PROBLEM STATEMENT »
Take the data that follows and retype it word for word.

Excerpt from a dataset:
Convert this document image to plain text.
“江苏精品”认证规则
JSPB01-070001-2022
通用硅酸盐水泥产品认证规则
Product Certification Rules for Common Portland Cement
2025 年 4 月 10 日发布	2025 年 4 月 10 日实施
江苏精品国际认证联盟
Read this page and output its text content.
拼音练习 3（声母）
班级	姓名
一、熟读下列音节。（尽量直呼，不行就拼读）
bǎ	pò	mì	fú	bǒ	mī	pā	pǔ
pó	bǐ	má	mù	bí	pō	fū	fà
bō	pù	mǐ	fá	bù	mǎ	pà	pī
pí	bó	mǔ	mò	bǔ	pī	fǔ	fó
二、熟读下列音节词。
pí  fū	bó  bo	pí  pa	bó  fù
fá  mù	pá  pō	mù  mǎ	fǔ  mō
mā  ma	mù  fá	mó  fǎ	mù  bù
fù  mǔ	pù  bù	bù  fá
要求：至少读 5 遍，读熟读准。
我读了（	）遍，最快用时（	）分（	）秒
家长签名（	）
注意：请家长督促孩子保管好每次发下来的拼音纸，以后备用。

EXERCISE SOLUTION »
Convert this document image to plain text.
“江苏精品”认证规则
JSPB01-070001-2022
通用硅酸盐水泥产品认证规则
Product Certification Rules for Common Portland Cement
2025 年 4 月 10 日发布	2025 年 4 月 10 日实施
江苏精品国际认证联盟
Read this page and output its text content.
拼音练习 3（声母）
班级	姓名
一、熟读下列音节。（尽量直呼，不行就拼读）
bǎ	pò	mì	fú	bǒ	mī	pā	pǔ
pó	bǐ	má	mù	bí	pō	fū	fà
bō	pù	mǐ	fá	bù	mǎ	pà	pī
pí	bó	mǔ	mò	bǔ	pī	fǔ	fó
二、熟读下列音节词。
pí  fū	bó  bo	pí  pa	bó  fù
fá  mù	pá  pō	mù  mǎ	fǔ  mō
mā  ma	mù  fá	mó  fǎ	mù  bù
fù  mǔ	pù  bù	bù  fá
要求：至少读 5 遍，读熟读准。
我读了（	）遍，最快用时（	）分（	）秒
家长签名（	）
注意：请家长督促孩子保管好每次发下来的拼音纸，以后备用。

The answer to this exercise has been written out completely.